Data listing:
□ □ □ □ □ □ □

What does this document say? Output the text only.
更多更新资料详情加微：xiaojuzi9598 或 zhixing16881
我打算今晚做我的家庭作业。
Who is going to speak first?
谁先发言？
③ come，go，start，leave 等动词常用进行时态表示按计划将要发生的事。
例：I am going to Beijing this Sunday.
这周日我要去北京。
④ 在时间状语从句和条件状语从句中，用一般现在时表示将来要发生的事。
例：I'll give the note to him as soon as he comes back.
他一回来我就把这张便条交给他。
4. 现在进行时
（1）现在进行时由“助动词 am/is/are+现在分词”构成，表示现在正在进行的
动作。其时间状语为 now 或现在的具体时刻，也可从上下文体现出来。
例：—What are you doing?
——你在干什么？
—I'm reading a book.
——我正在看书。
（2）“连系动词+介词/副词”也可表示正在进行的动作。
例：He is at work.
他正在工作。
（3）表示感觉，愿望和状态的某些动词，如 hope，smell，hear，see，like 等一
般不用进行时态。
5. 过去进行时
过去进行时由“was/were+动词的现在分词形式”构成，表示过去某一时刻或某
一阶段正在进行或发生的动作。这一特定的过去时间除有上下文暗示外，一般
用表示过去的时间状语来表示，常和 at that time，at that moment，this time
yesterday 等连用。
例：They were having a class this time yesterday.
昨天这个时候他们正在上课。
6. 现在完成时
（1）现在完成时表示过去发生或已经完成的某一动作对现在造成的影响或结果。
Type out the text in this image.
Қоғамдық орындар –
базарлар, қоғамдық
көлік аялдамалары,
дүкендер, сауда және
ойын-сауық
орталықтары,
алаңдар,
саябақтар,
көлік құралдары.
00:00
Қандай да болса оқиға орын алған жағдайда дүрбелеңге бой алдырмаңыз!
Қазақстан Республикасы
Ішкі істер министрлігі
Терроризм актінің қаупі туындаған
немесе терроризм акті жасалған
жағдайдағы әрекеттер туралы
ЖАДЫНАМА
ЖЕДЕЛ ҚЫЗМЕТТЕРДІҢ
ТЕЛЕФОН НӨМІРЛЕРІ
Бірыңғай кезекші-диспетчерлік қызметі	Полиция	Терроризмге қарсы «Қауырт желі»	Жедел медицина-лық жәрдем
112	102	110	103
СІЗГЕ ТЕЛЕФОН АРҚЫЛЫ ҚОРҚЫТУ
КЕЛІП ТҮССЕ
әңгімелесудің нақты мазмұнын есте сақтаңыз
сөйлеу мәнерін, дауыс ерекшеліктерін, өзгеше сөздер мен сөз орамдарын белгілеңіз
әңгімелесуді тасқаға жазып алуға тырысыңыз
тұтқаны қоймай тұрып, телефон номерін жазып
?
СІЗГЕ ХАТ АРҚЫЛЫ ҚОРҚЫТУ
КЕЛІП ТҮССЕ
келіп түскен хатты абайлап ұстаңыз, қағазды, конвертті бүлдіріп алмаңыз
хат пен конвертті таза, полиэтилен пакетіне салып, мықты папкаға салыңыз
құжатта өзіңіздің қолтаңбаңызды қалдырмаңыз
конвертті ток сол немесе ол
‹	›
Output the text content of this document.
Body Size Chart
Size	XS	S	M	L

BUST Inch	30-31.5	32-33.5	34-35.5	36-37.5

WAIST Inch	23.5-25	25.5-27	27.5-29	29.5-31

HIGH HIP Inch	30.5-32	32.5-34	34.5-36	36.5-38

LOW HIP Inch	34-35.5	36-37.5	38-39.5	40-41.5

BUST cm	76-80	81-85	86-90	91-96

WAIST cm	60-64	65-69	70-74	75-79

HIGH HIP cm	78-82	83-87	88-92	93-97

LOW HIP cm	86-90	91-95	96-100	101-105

□ □ □ □ □ □ □

> **Task requirements**
Copy the material above back out, exactly as written.

> **Answer to this problem**
What does this document say? Output the text only.
更多更新资料详情加微：xiaojuzi9598 或 zhixing16881
我打算今晚做我的家庭作业。
Who is going to speak first?
谁先发言？
③ come，go，start，leave 等动词常用进行时态表示按计划将要发生的事。
例：I am going to Beijing this Sunday.
这周日我要去北京。
④ 在时间状语从句和条件状语从句中，用一般现在时表示将来要发生的事。
例：I'll give the note to him as soon as he comes back.
他一回来我就把这张便条交给他。
4. 现在进行时
（1）现在进行时由“助动词 am/is/are+现在分词”构成，表示现在正在进行的
动作。其时间状语为 now 或现在的具体时刻，也可从上下文体现出来。
例：—What are you doing?
——你在干什么？
—I'm reading a book.
——我正在看书。
（2）“连系动词+介词/副词”也可表示正在进行的动作。
例：He is at work.
他正在工作。
（3）表示感觉，愿望和状态的某些动词，如 hope，smell，hear，see，like 等一
般不用进行时态。
5. 过去进行时
过去进行时由“was/were+动词的现在分词形式”构成，表示过去某一时刻或某
一阶段正在进行或发生的动作。这一特定的过去时间除有上下文暗示外，一般
用表示过去的时间状语来表示，常和 at that time，at that moment，this time
yesterday 等连用。
例：They were having a class this time yesterday.
昨天这个时候他们正在上课。
6. 现在完成时
（1）现在完成时表示过去发生或已经完成的某一动作对现在造成的影响或结果。
Type out the text in this image.
Қоғамдық орындар –
базарлар, қоғамдық
көлік аялдамалары,
дүкендер, сауда және
ойын-сауық
орталықтары,
алаңдар,
саябақтар,
көлік құралдары.
00:00
Қандай да болса оқиға орын алған жағдайда дүрбелеңге бой алдырмаңыз!
Қазақстан Республикасы
Ішкі істер министрлігі
Терроризм актінің қаупі туындаған
немесе терроризм акті жасалған
жағдайдағы әрекеттер туралы
ЖАДЫНАМА
ЖЕДЕЛ ҚЫЗМЕТТЕРДІҢ
ТЕЛЕФОН НӨМІРЛЕРІ
Бірыңғай кезекші-диспетчерлік қызметі	Полиция	Терроризмге қарсы «Қауырт желі»	Жедел медицина-лық жәрдем
112	102	110	103
СІЗГЕ ТЕЛЕФОН АРҚЫЛЫ ҚОРҚЫТУ
КЕЛІП ТҮССЕ
әңгімелесудің нақты мазмұнын есте сақтаңыз
сөйлеу мәнерін, дауыс ерекшеліктерін, өзгеше сөздер мен сөз орамдарын белгілеңіз
әңгімелесуді тасқаға жазып алуға тырысыңыз
тұтқаны қоймай тұрып, телефон номерін жазып
?
СІЗГЕ ХАТ АРҚЫЛЫ ҚОРҚЫТУ
КЕЛІП ТҮССЕ
келіп түскен хатты абайлап ұстаңыз, қағазды, конвертті бүлдіріп алмаңыз
хат пен конвертті таза, полиэтилен пакетіне салып, мықты папкаға салыңыз
құжатта өзіңіздің қолтаңбаңызды қалдырмаңыз
конвертті ток сол немесе ол
‹	›
Output the text content of this document.
Body Size Chart
Size	XS	S	M	L

BUST Inch	30-31.5	32-33.5	34-35.5	36-37.5

WAIST Inch	23.5-25	25.5-27	27.5-29	29.5-31

HIGH HIP Inch	30.5-32	32.5-34	34.5-36	36.5-38

LOW HIP Inch	34-35.5	36-37.5	38-39.5	40-41.5

BUST cm	76-80	81-85	86-90	91-96

WAIST cm	60-64	65-69	70-74	75-79

HIGH HIP cm	78-82	83-87	88-92	93-97

LOW HIP cm	86-90	91-95	96-100	101-105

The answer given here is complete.